Exercise prompt:
Find the word "structured" in the material below and gather every line that contains it.

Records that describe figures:

[start]

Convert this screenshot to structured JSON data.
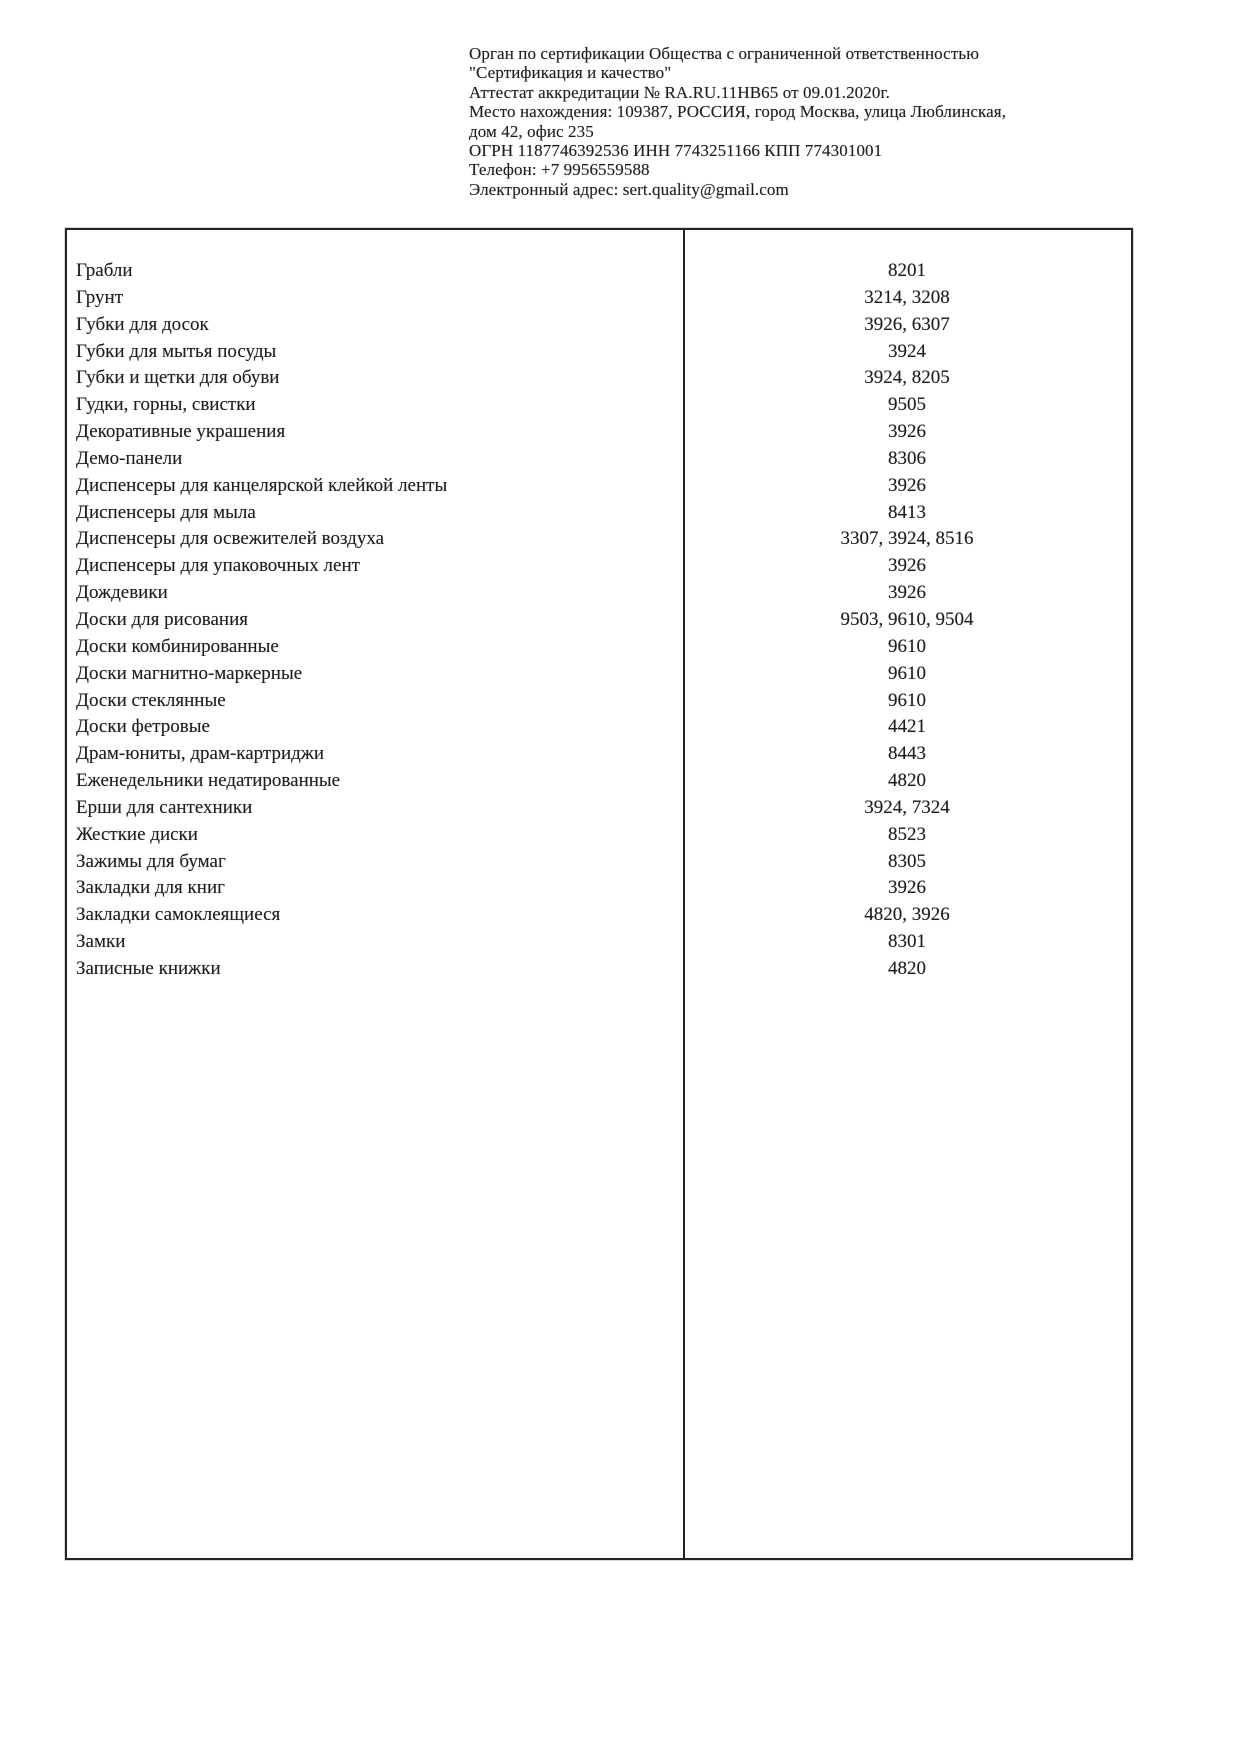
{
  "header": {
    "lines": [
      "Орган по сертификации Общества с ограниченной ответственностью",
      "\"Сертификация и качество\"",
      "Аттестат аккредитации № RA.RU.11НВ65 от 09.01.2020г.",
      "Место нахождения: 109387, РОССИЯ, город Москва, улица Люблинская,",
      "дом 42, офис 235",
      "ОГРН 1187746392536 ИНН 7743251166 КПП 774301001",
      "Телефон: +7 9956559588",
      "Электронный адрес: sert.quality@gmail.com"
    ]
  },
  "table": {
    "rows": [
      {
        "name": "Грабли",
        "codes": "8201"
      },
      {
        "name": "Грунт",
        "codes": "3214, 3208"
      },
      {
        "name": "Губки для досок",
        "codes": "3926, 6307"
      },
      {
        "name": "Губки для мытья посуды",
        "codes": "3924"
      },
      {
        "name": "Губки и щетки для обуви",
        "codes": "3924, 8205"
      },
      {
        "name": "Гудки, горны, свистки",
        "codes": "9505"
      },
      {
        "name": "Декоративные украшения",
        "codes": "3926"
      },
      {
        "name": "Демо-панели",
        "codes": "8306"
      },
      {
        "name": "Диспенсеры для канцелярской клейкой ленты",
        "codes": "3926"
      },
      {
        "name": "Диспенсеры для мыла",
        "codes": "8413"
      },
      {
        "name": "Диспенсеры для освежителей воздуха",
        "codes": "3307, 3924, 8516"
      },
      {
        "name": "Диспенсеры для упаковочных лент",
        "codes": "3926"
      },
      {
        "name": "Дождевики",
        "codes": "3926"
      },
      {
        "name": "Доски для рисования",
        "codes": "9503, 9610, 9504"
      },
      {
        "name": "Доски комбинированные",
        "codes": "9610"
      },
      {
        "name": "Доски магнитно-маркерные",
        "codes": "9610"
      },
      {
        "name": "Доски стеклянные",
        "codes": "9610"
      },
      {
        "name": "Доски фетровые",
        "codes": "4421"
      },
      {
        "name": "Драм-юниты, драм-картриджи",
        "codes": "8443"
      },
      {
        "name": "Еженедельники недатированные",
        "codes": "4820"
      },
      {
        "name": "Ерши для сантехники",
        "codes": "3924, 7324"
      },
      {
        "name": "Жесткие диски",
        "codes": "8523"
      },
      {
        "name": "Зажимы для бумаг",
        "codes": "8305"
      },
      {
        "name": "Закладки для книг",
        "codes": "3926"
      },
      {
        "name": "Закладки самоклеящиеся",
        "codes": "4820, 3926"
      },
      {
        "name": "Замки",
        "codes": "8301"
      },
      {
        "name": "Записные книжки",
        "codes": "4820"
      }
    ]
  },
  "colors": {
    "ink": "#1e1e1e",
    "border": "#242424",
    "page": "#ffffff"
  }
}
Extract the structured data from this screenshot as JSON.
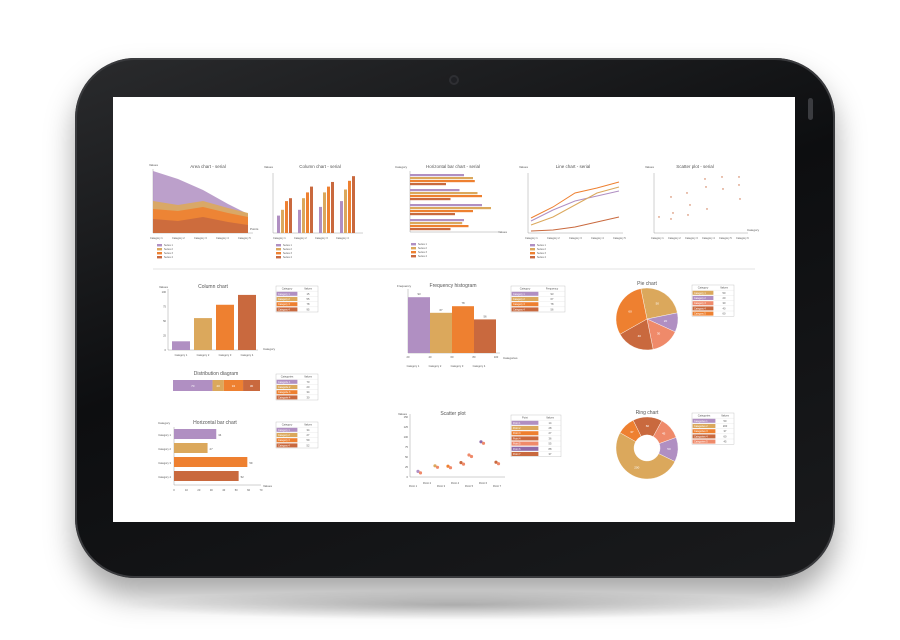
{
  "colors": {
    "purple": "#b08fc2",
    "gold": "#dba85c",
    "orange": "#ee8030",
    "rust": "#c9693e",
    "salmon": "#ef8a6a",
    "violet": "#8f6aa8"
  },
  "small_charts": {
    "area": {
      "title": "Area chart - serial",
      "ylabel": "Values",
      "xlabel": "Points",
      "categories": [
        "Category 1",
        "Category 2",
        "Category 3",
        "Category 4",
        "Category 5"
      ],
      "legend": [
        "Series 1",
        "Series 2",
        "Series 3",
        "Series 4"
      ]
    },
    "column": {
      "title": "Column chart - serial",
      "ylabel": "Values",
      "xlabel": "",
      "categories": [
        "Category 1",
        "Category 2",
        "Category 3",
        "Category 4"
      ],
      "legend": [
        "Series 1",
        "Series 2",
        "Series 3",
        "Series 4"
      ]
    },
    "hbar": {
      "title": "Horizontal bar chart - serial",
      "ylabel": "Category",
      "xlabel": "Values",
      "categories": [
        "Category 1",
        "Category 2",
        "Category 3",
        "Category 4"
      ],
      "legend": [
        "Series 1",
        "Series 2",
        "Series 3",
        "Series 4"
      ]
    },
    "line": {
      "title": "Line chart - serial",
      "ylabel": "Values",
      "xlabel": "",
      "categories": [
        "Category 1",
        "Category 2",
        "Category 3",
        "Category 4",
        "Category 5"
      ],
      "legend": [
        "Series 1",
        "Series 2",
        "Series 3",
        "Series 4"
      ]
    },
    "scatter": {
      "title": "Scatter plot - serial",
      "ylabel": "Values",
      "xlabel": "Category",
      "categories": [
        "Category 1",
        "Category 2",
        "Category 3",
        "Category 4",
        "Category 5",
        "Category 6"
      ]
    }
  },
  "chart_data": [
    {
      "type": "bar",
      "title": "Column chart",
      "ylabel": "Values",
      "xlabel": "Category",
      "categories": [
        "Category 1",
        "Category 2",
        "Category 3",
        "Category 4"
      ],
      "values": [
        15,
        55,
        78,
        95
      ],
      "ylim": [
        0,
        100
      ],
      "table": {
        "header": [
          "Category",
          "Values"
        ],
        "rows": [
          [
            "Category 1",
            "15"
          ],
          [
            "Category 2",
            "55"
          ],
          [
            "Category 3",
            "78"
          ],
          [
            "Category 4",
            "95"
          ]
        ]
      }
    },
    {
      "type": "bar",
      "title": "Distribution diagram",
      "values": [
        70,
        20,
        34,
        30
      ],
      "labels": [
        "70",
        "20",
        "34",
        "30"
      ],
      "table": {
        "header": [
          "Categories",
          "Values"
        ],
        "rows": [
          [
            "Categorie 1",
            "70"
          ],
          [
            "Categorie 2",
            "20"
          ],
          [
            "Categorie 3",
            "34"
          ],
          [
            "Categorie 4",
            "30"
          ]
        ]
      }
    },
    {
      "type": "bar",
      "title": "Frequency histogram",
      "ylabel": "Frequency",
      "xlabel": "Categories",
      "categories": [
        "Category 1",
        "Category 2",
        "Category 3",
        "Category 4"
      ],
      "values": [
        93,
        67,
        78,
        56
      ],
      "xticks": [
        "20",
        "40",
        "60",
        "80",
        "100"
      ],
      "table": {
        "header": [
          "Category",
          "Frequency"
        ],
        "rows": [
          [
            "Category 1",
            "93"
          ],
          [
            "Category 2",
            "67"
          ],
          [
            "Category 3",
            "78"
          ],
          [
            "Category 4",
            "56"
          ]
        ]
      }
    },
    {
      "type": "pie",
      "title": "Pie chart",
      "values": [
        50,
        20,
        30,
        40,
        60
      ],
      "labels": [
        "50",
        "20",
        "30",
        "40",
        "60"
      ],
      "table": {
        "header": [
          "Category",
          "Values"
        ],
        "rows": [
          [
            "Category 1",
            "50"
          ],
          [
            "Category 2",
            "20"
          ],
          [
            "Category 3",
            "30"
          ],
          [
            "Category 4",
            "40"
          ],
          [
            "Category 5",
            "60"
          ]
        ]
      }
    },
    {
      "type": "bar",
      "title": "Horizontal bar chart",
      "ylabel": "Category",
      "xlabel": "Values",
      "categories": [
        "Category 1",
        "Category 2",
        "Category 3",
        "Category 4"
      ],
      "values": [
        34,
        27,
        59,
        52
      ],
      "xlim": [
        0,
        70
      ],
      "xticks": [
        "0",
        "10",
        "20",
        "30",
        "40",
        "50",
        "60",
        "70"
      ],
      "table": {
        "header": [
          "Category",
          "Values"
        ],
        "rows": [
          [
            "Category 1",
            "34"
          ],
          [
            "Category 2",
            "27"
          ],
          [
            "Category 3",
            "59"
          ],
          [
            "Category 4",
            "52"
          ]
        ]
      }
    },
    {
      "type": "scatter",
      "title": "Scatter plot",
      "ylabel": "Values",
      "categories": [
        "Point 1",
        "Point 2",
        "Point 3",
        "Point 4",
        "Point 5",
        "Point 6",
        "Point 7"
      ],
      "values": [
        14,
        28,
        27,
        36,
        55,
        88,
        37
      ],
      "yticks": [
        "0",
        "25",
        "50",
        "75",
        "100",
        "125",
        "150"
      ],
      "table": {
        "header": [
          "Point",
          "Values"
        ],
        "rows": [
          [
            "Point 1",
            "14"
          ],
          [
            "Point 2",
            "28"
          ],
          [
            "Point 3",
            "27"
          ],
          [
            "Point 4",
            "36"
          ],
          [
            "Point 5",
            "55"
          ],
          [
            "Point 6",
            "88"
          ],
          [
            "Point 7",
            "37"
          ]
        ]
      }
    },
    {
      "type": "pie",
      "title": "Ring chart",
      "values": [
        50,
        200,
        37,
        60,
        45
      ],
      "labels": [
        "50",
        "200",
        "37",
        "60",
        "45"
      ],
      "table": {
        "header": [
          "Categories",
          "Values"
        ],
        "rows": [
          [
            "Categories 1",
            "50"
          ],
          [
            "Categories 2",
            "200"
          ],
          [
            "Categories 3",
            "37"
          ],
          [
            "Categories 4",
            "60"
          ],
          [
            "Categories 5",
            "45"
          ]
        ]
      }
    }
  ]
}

[end]

Solution to this exercise:
Convert this screenshot to structured JSON data.
Extract the structured data from this screenshot as JSON.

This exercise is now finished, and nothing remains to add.